[Start Recorded information]

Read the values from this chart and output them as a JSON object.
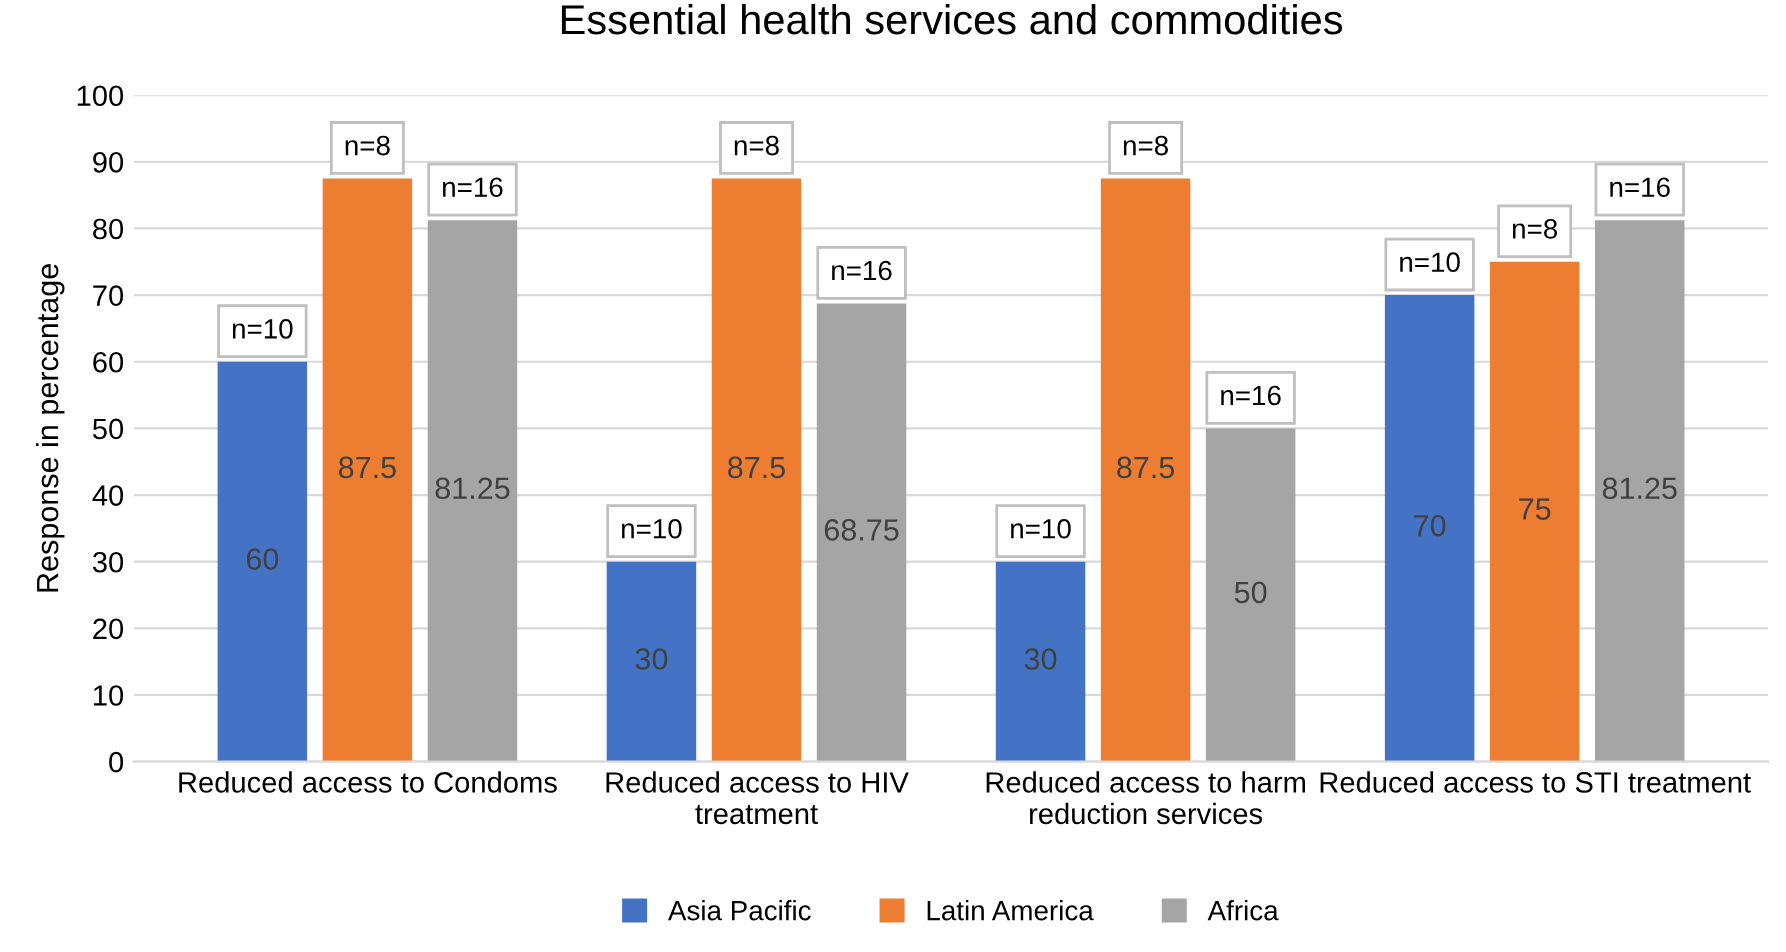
{
  "chart_data": {
    "type": "bar",
    "title": "Essential health services and commodities",
    "ylabel": "Response in percentage",
    "categories": [
      "Reduced access to Condoms",
      "Reduced access to HIV\ntreatment",
      "Reduced access to harm\nreduction services",
      "Reduced access to STI treatment"
    ],
    "series": [
      {
        "name": "Asia Pacific",
        "color": "#4472c4",
        "values": [
          60,
          30,
          30,
          70
        ]
      },
      {
        "name": "Latin America",
        "color": "#ed7d31",
        "values": [
          87.5,
          87.5,
          87.5,
          75
        ]
      },
      {
        "name": "Africa",
        "color": "#a5a5a5",
        "values": [
          81.25,
          68.75,
          50,
          81.25
        ]
      }
    ],
    "annotations": [
      "n=10",
      "n=8",
      "n=16",
      "n=10",
      "n=8",
      "n=16",
      "n=10",
      "n=8",
      "n=16",
      "n=10",
      "n=8",
      "n=16"
    ],
    "ylim": [
      0,
      100
    ],
    "yticks": [
      0,
      10,
      20,
      30,
      40,
      50,
      60,
      70,
      80,
      90,
      100
    ],
    "grid": "y",
    "legend": "bottom",
    "data_labels": true
  }
}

[End Recorded information]

Copy each line above precisely, dropping the pictures.

- Response -
Read the values from this chart and output them as a JSON object.
{
  "chart_data": {
    "type": "bar",
    "title": "Essential health services and commodities",
    "ylabel": "Response in percentage",
    "categories": [
      "Reduced access to Condoms",
      "Reduced access to HIV\ntreatment",
      "Reduced access to harm\nreduction services",
      "Reduced access to STI treatment"
    ],
    "series": [
      {
        "name": "Asia Pacific",
        "color": "#4472c4",
        "values": [
          60,
          30,
          30,
          70
        ]
      },
      {
        "name": "Latin America",
        "color": "#ed7d31",
        "values": [
          87.5,
          87.5,
          87.5,
          75
        ]
      },
      {
        "name": "Africa",
        "color": "#a5a5a5",
        "values": [
          81.25,
          68.75,
          50,
          81.25
        ]
      }
    ],
    "annotations": [
      "n=10",
      "n=8",
      "n=16",
      "n=10",
      "n=8",
      "n=16",
      "n=10",
      "n=8",
      "n=16",
      "n=10",
      "n=8",
      "n=16"
    ],
    "ylim": [
      0,
      100
    ],
    "yticks": [
      0,
      10,
      20,
      30,
      40,
      50,
      60,
      70,
      80,
      90,
      100
    ],
    "grid": "y",
    "legend": "bottom",
    "data_labels": true
  }
}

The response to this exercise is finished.